* start *

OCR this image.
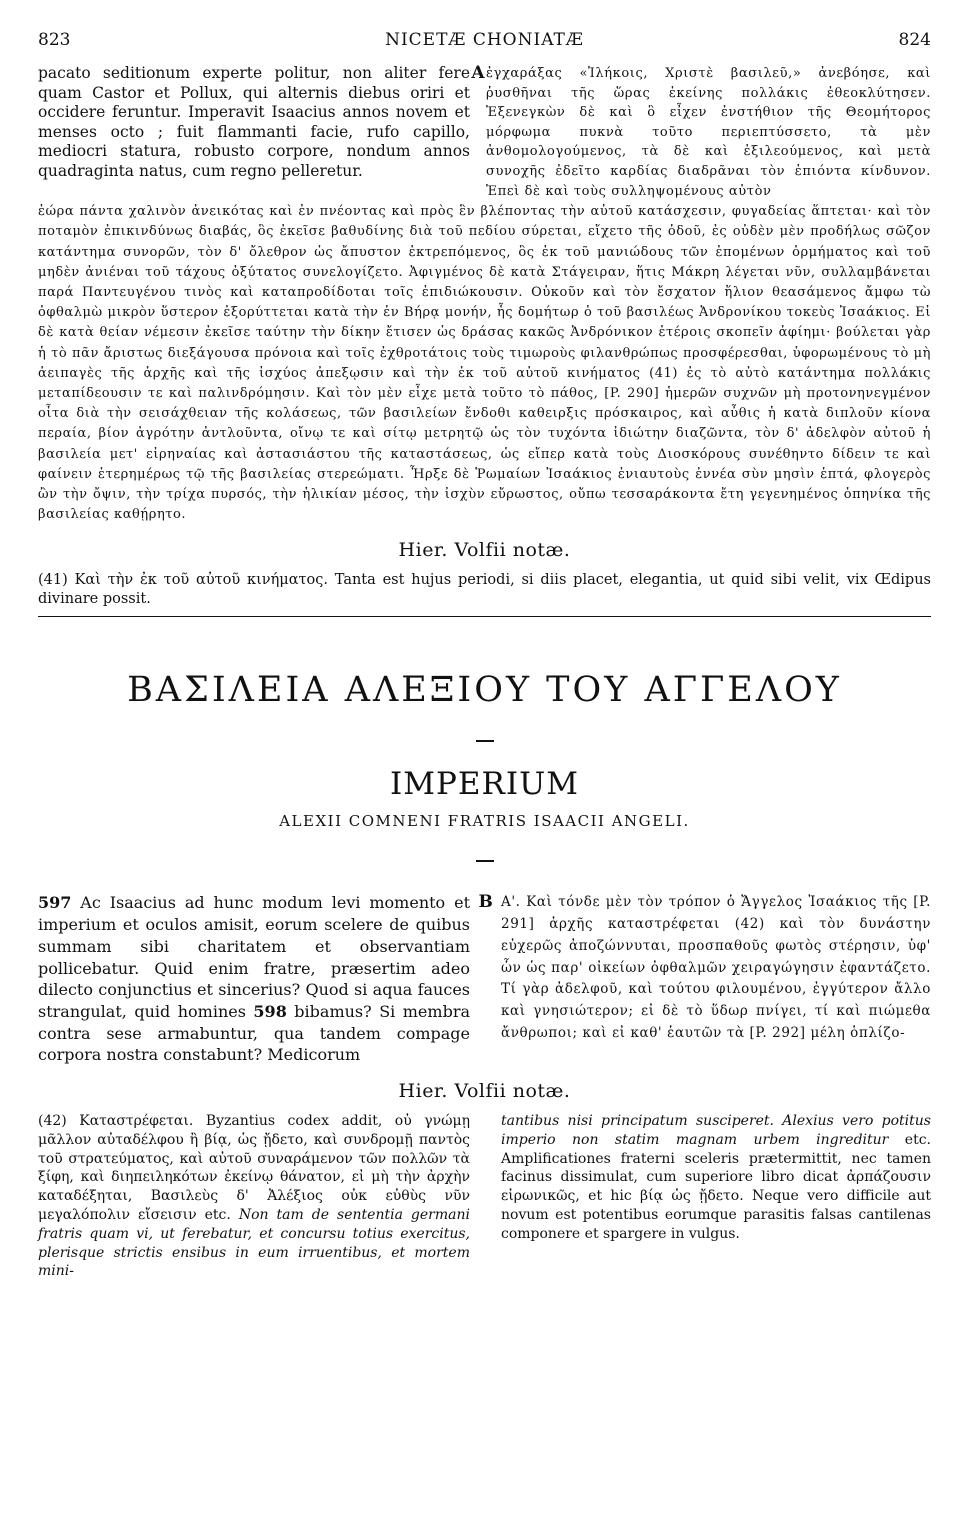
823	NICETÆ CHONIATÆ	824
pacato seditionum experte politur, non aliter fere quam Castor et Pollux, qui alternis diebus oriri et occidere feruntur. Imperavit Isaacius annos novem et menses octo ; fuit flammanti facie, rufo capillo, mediocri statura, robusto corpore, nondum annos quadraginta natus, cum regno pelleretur.
A ἐγχαράξας «Ἰλήκοις, Χριστὲ βασιλεῦ,» ἀνεβόησε, καὶ ῥυσθῆναι τῆς ὥρας ἐκείνης πολλάκις ἐθεοκλύτησεν. Ἐξενεγκὼν δὲ καὶ ὃ εἶχεν ἐνστήθιον τῆς Θεομήτορος μόρφωμα πυκνὰ τοῦτο περιεπτύσσετο, τὰ μὲν ἀνθομολογούμενος, τὰ δὲ καὶ ἐξιλεούμενος, καὶ μετὰ συνοχῆς ἐδεῖτο καρδίας διαδρᾶναι τὸν ἐπιόντα κίνδυνον. Ἐπεὶ δὲ καὶ τοὺς συλληψομένους αὐτὸν
ἑώρα πάντα χαλινὸν ἀνεικότας καὶ ἐν πνέοντας καὶ πρὸς ἓν βλέποντας τὴν αὐτοῦ κατάσχεσιν, φυγαδείας ἅπτεται· καὶ τὸν ποταμὸν ἐπικινδύνως διαβάς, ὃς ἐκεῖσε βαθυδίνης διὰ τοῦ πεδίου σύρεται, εἴχετο τῆς ὁδοῦ, ἐς οὐδὲν μὲν προδήλως σῶζον κατάντημα συνορῶν, τὸν δ' ὄλεθρον ὡς ἄπυστον ἐκτρεπόμενος, ὃς ἐκ τοῦ μανιώδους τῶν ἑπομένων ὁρμήματος καὶ τοῦ μηδὲν ἀνιέναι τοῦ τάχους ὀξύτατος συνελογίζετο. Ἀφιγμένος δὲ κατὰ Στάγειραν, ἥτις Μάκρη λέγεται νῦν, συλλαμβάνεται παρά Παντευγένου τινὸς καὶ καταπροδίδοται τοῖς ἐπιδιώκουσιν. Οὐκοῦν καὶ τὸν ἔσχατον ἥλιον θεασάμενος ἄμφω τὼ ὀφθαλμὼ μικρὸν ὕστερον ἐξορύττεται κατὰ τὴν ἐν Βήρᾳ μονήν, ἧς δομήτωρ ὁ τοῦ βασιλέως Ἀνδρονίκου τοκεὺς Ἰσαάκιος. Εἰ δὲ κατὰ θείαν νέμεσιν ἐκεῖσε ταύτην τὴν δίκην ἔτισεν ὡς δράσας κακῶς Ἀνδρόνικον ἑτέροις σκοπεῖν ἀφίημι· βούλεται γὰρ ἡ τὸ πᾶν ἄριστως διεξάγουσα πρόνοια καὶ τοῖς ἐχθροτάτοις τοὺς τιμωροὺς φιλανθρώπως προσφέρεσθαι, ὑφορωμένους τὸ μὴ ἀειπαγὲς τῆς ἀρχῆς καὶ τῆς ἰσχύος ἀπεξῳσιν καὶ τὴν ἐκ τοῦ αὐτοῦ κινήματος (41) ἐς τὸ αὐτὸ κατάντημα πολλάκις μεταπίδεουσιν τε καὶ παλινδρόμησιν. Καὶ τὸν μὲν εἶχε μετὰ τοῦτο τὸ πάθος, [P. 290] ἡμερῶν συχνῶν μὴ προτονηνεγμένον οἶτα διὰ τὴν σεισάχθειαν τῆς κολάσεως, τῶν βασιλείων ἔνδοθι καθειρξις πρόσκαιρος, καὶ αὖθις ἡ κατὰ διπλοῦν κίονα περαία, βίον ἀγρότην ἀντλοῦντα, οἴνῳ τε καὶ σίτῳ μετρητῷ ὡς τὸν τυχόντα ἰδιώτην διαζῶντα, τὸν δ' ἀδελφὸν αὐτοῦ ἡ βασιλεία μετ' εἰρηναίας καὶ ἀστασιάστου τῆς καταστάσεως, ὡς εἴπερ κατὰ τοὺς Διοσκόρους συνέθηντο δίδειν τε καὶ φαίνειν ἑτερημέρως τῷ τῆς βασιλείας στερεώματι. Ἦρξε δὲ Ῥωμαίων Ἰσαάκιος ἐνιαυτοὺς ἐννέα σὺν μησὶν ἑπτά, φλογερὸς ὢν τὴν ὄψιν, τὴν τρίχα πυρσός, τὴν ἡλικίαν μέσος, τὴν ἰσχὺν εὔρωστος, οὔπω τεσσαράκοντα ἔτη γεγενημένος ὁπηνίκα τῆς βασιλείας καθῄρητο.
Hier. Volfii notæ.
(41) Καὶ τὴν ἐκ τοῦ αὐτοῦ κινήματος. Tanta est hujus periodi, si diis placet, elegantia, ut quid sibi velit, vix Œdipus divinare possit.
ΒΑΣΙΛΕΙΑ ΑΛΕΞΙΟΥ ΤΟΥ ΑΓΓΕΛΟΥ
IMPERIUM
ALEXII COMNENI FRATRIS ISAACII ANGELI.
597 Ac Isaacius ad hunc modum levi momento et imperium et oculos amisit, eorum scelere de quibus summam sibi charitatem et observantiam pollicebatur. Quid enim fratre, præsertim adeo dilecto conjunctius et sincerius? Quod si aqua fauces strangulat, quid homines 598 bibamus? Si membra contra sese armabuntur, qua tandem compage corpora nostra constabunt? Medicorum
B Α'. Καὶ τόνδε μὲν τὸν τρόπον ὁ Ἄγγελος Ἰσαάκιος τῆς [P. 291] ἀρχῆς καταστρέφεται (42) καὶ τὸν δυνάστην εὐχερῶς ἀποζώννυται, προσπαθοῦς φωτὸς στέρησιν, ὑφ' ὧν ὡς παρ' οἰκείων ὀφθαλμῶν χειραγώγησιν ἐφαντάζετο. Τί γὰρ ἀδελφοῦ, καὶ τούτου φιλουμένου, ἐγγύτερον ἄλλο καὶ γνησιώτερον; εἰ δὲ τὸ ὕδωρ πνίγει, τί καὶ πιώμεθα ἄνθρωποι; καὶ εἰ καθ' ἑαυτῶν τὰ [P. 292] μέλη ὁπλίζο-
Hier. Volfii notæ.
(42) Καταστρέφεται. Byzantius codex addit, οὐ γνώμῃ μᾶλλον αὐταδέλφου ἢ βίᾳ, ὡς ᾔδετο, καὶ συνδρομῇ παντὸς τοῦ στρατεύματος, καὶ αὐτοῦ συναράμενον τῶν πολλῶν τὰ ξίφη, καὶ διηπειληκότων ἐκείνῳ θάνατον, εἰ μὴ τὴν ἀρχὴν καταδέξηται, Βασιλεὺς δ' Ἀλέξιος οὐκ εὐθὺς νῦν μεγαλόπολιν εἴσεισιν etc. Non tam de sententia germani fratris quam vi, ut ferebatur, et concursu totius exercitus, plerisque strictis ensibus in eum irruentibus, et mortem mini-
tantibus nisi principatum susciperet. Alexius vero potitus imperio non statim magnam urbem ingreditur etc. Amplificationes fraterni sceleris prætermittit, nec tamen facinus dissimulat, cum superiore libro dicat ἀρπάζουσιν εἰρωνικῶς, et hic βίᾳ ὡς ᾔδετο. Neque vero difficile aut novum est potentibus eorumque parasitis falsas cantilenas componere et spargere in vulgus.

* end *

Challenge >> Report how many lines of the entries hold the word "sibi". Nothing else is needed.

Result of the exercise >> 2